## Aim
Only lines holding the word "this" should be copied from the material.

## Input
—————
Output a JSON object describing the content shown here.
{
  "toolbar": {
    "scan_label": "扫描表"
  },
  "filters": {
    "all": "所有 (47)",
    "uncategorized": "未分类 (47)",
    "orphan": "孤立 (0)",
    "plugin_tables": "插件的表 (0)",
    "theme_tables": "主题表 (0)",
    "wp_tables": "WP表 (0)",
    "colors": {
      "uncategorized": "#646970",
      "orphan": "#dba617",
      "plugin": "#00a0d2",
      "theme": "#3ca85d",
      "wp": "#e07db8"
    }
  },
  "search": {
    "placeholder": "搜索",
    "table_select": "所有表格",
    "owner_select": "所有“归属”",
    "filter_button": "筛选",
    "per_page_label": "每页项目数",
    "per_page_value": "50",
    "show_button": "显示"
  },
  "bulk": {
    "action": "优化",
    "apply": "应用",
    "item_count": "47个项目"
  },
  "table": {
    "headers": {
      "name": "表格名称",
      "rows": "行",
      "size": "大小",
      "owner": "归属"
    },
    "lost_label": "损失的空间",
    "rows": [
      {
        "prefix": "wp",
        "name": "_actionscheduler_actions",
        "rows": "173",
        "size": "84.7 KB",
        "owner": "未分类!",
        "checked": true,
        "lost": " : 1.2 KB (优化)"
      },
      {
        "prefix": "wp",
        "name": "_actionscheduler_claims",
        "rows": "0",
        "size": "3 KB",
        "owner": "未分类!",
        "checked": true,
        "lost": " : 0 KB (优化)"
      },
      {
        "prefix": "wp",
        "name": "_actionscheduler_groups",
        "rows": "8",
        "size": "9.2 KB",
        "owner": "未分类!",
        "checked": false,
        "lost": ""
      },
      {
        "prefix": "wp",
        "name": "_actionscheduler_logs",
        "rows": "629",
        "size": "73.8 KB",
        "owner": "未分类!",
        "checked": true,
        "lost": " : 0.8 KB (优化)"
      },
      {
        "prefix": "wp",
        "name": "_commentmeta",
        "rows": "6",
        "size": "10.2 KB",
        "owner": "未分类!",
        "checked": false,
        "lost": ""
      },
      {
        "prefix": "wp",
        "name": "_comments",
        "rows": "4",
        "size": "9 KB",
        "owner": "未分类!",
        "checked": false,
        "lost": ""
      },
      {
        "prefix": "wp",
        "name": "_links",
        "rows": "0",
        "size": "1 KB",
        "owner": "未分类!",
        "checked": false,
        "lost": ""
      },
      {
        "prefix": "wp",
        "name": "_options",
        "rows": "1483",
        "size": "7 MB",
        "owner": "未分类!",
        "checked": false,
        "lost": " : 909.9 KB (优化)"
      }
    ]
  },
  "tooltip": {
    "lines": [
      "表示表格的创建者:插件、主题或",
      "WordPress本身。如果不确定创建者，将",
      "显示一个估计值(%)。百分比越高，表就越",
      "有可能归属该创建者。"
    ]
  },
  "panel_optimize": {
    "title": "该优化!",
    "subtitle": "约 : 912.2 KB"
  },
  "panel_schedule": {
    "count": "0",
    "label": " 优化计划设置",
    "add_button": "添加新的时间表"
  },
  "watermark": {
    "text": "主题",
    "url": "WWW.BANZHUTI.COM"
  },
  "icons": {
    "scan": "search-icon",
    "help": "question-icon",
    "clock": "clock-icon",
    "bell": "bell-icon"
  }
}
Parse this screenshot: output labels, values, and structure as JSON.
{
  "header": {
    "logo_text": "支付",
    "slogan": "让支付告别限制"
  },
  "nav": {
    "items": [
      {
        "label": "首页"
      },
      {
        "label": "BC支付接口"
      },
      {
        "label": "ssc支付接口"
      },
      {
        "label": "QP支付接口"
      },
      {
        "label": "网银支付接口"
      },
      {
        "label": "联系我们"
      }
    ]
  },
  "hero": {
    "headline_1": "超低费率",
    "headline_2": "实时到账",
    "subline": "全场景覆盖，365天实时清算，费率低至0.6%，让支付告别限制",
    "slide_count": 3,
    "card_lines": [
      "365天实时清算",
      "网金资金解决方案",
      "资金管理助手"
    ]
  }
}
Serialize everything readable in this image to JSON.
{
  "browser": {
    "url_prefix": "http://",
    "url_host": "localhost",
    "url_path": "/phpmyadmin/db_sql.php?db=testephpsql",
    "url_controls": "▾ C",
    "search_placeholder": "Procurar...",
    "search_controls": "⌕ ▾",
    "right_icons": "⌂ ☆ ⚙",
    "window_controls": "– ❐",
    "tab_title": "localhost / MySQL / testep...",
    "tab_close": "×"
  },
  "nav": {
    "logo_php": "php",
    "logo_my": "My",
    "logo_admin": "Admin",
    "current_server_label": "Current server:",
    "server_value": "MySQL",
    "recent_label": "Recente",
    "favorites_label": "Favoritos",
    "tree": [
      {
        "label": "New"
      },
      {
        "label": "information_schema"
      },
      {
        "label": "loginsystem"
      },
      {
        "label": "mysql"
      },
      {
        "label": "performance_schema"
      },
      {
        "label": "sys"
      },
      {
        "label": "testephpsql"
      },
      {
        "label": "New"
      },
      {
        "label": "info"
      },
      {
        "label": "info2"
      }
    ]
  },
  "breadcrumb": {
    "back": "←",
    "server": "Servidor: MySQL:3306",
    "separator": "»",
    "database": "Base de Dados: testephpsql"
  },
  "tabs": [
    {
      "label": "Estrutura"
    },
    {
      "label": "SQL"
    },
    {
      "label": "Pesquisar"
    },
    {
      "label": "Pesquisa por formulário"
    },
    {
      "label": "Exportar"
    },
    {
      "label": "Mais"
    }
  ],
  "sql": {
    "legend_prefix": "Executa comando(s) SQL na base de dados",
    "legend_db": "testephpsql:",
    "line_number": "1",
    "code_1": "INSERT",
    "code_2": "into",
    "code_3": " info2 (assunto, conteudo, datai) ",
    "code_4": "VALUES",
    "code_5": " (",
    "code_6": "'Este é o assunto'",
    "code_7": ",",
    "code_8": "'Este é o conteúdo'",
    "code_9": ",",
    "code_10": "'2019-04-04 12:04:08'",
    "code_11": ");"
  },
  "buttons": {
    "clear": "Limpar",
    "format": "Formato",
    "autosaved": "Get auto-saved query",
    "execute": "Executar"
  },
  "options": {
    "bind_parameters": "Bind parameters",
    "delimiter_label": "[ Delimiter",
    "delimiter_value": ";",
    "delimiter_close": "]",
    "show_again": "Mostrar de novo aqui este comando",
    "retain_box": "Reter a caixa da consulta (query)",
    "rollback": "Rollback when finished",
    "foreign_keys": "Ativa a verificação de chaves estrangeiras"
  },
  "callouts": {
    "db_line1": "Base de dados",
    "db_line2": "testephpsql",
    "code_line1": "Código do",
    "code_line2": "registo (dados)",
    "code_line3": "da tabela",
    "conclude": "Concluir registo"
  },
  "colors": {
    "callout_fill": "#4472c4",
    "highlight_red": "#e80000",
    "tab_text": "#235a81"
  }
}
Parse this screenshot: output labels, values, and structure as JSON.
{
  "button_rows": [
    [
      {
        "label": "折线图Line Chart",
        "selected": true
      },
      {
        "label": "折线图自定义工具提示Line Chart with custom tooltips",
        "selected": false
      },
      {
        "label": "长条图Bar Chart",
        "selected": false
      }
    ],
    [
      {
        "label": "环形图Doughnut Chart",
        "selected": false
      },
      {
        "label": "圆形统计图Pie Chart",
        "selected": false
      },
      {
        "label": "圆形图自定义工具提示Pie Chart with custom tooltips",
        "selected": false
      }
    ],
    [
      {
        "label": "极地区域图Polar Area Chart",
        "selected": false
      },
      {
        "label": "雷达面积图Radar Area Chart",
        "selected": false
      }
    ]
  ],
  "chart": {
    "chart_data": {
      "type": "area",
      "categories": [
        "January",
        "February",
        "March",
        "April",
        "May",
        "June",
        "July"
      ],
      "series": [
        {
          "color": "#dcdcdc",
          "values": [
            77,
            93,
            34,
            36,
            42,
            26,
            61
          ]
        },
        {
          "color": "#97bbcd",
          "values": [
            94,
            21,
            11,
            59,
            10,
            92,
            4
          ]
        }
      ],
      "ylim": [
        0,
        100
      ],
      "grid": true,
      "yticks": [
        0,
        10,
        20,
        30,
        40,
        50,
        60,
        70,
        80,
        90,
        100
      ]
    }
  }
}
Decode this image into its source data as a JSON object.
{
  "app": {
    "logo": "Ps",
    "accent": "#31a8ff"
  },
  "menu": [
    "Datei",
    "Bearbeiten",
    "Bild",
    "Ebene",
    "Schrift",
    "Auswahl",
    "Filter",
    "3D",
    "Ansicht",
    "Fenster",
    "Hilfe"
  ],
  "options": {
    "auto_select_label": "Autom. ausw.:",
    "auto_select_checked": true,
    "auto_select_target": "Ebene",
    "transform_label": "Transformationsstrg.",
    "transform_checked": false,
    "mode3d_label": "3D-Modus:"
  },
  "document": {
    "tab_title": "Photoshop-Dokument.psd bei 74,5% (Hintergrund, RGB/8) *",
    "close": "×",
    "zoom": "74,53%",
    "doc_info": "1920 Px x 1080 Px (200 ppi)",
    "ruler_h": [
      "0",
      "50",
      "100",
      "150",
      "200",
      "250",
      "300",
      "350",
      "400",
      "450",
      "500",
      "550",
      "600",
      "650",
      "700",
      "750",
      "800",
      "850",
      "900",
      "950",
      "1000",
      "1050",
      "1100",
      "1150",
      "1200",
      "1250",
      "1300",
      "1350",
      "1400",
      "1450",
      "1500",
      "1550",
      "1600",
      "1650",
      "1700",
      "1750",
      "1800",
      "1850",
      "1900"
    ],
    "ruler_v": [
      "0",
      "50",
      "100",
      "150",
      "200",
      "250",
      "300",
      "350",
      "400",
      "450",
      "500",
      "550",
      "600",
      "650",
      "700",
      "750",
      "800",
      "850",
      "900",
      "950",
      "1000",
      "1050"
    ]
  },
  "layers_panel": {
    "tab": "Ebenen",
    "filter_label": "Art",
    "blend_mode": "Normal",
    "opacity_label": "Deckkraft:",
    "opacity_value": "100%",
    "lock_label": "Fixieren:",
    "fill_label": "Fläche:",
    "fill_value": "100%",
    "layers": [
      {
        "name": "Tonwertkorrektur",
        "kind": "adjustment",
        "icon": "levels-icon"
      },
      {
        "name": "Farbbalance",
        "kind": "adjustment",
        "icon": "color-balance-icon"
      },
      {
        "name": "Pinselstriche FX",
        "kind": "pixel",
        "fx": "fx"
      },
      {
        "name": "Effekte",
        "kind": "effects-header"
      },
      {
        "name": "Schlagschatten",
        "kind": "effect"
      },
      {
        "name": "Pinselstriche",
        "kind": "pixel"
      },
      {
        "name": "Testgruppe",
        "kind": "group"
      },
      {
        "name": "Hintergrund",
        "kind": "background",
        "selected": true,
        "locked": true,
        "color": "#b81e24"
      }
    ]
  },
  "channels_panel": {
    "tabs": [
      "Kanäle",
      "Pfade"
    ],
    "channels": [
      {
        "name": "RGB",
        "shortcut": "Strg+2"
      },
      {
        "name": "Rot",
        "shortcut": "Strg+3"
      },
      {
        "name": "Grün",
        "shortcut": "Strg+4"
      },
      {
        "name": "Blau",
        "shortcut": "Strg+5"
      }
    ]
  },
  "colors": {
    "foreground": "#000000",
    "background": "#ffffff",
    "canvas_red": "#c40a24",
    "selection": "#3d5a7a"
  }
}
—————
## Task response
Parse this screenshot: output labels, values, and structure as JSON.
Serialize everything readable in this image to JSON.
Parse this screenshot: output labels, values, and structure as JSON.
Decode this image into its source data as a JSON object.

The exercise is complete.